• **WRITTEN INSTRUCTION**
Identify each line containing the word "satisfied" and copy it.

• **EXERCISE INPUTS**

** Begin **

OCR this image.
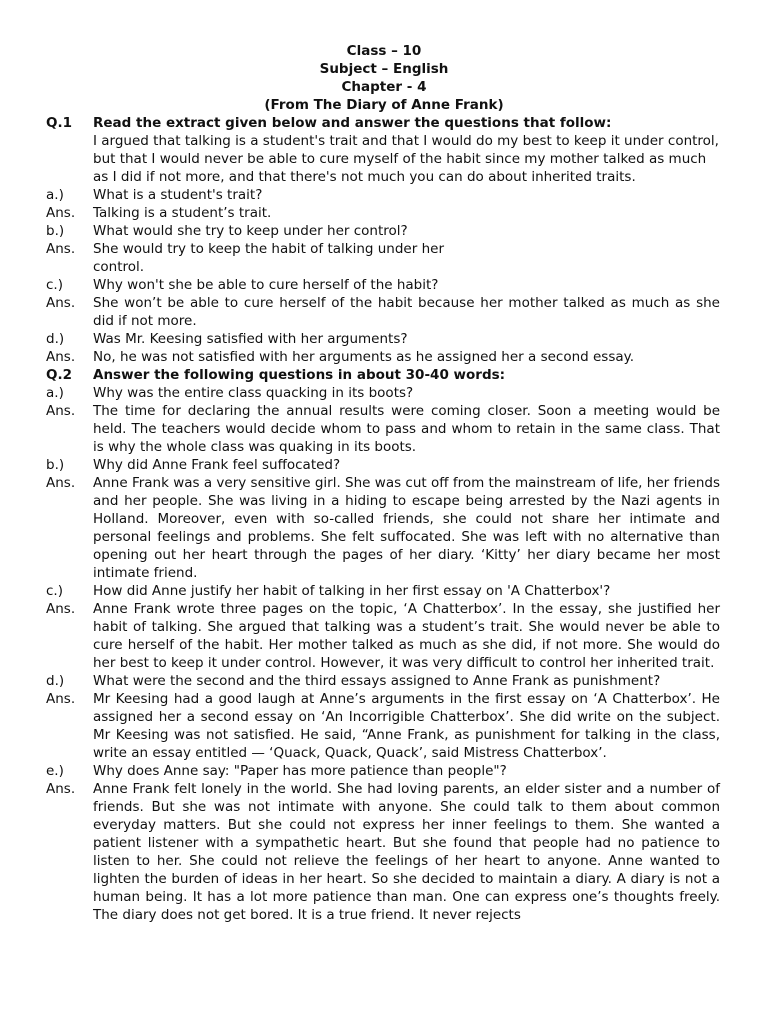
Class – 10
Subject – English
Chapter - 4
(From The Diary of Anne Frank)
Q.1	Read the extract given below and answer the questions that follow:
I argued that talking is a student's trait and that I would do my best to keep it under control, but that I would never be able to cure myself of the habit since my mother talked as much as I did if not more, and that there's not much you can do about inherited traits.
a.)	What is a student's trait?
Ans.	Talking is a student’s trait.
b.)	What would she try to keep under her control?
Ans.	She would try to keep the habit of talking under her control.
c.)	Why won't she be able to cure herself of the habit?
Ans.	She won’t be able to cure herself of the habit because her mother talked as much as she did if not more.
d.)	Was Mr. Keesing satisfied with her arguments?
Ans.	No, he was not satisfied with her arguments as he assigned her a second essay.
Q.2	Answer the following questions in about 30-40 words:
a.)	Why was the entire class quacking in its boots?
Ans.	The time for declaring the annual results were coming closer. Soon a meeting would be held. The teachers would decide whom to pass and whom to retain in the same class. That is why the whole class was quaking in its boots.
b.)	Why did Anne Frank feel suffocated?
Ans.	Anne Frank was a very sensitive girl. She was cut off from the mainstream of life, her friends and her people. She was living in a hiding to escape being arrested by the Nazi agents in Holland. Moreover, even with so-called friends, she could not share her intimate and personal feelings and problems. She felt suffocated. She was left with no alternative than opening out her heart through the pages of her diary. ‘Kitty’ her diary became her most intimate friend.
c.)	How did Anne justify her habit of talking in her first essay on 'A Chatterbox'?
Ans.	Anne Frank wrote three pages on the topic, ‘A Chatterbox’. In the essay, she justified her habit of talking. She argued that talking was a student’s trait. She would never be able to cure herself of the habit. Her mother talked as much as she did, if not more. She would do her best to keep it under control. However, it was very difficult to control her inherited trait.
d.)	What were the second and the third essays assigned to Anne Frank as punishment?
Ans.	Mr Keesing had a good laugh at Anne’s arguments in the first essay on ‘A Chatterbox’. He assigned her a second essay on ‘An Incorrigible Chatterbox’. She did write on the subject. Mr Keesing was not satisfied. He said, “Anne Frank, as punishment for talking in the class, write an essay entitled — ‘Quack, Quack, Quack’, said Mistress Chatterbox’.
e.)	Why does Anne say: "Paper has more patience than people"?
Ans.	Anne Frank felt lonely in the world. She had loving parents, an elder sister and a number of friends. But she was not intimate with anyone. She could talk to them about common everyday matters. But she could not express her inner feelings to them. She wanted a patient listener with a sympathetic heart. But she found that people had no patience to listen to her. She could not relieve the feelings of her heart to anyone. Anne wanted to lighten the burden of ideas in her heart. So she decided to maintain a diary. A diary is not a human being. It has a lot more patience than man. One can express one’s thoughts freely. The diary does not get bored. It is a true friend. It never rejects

** End **
** Begin **

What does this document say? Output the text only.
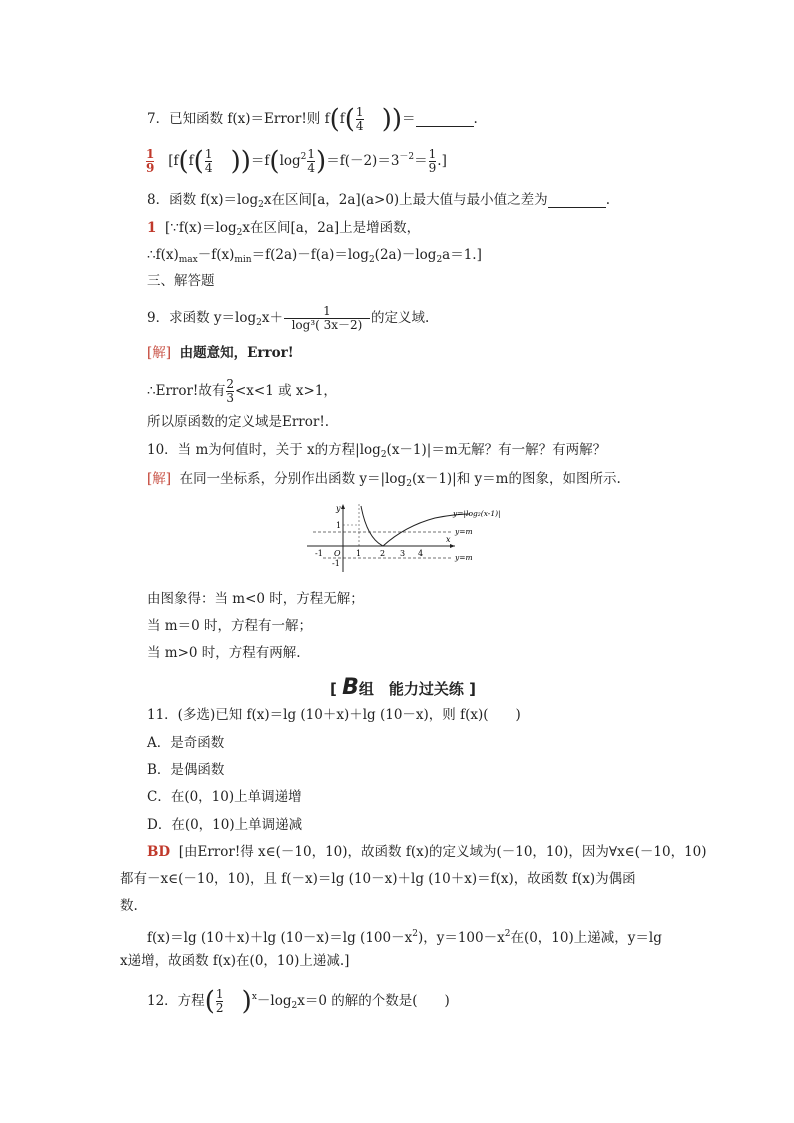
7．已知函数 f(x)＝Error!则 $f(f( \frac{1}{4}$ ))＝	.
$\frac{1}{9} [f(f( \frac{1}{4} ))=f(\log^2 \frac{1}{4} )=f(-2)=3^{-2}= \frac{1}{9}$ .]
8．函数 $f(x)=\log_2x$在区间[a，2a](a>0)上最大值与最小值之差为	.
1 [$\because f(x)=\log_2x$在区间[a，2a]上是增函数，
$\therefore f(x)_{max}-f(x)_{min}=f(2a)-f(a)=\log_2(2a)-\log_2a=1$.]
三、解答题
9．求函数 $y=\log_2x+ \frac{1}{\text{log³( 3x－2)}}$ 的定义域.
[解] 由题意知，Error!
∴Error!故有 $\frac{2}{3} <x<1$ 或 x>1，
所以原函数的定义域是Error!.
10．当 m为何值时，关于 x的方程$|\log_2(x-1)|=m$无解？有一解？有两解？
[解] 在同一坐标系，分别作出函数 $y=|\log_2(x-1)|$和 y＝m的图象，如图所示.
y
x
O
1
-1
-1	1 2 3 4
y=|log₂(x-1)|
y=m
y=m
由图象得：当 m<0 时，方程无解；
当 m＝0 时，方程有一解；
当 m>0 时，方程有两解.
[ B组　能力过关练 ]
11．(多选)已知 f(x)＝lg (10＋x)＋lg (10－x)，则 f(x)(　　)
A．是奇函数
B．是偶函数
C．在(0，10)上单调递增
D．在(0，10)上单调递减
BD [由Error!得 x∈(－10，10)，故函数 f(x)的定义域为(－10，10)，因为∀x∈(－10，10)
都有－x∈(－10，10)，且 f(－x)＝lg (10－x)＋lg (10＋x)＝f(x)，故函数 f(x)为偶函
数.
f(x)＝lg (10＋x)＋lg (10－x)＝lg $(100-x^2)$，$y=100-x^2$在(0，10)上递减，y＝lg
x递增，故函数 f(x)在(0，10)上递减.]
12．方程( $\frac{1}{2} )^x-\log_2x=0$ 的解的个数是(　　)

** End **

• **THE ANSWER**
d.)	Was Mr. Keesing satisfied with her arguments?
Ans.	No, he was not satisfied with her arguments as he assigned her a second essay.
Ans.	Mr Keesing had a good laugh at Anne’s arguments in the first essay on ‘A Chatterbox’. He assigned her a second essay on ‘An Incorrigible Chatterbox’. She did write on the subject. Mr Keesing was not satisfied. He said, “Anne Frank, as punishment for talking in the class, write an essay entitled — ‘Quack, Quack, Quack’, said Mistress Chatterbox’.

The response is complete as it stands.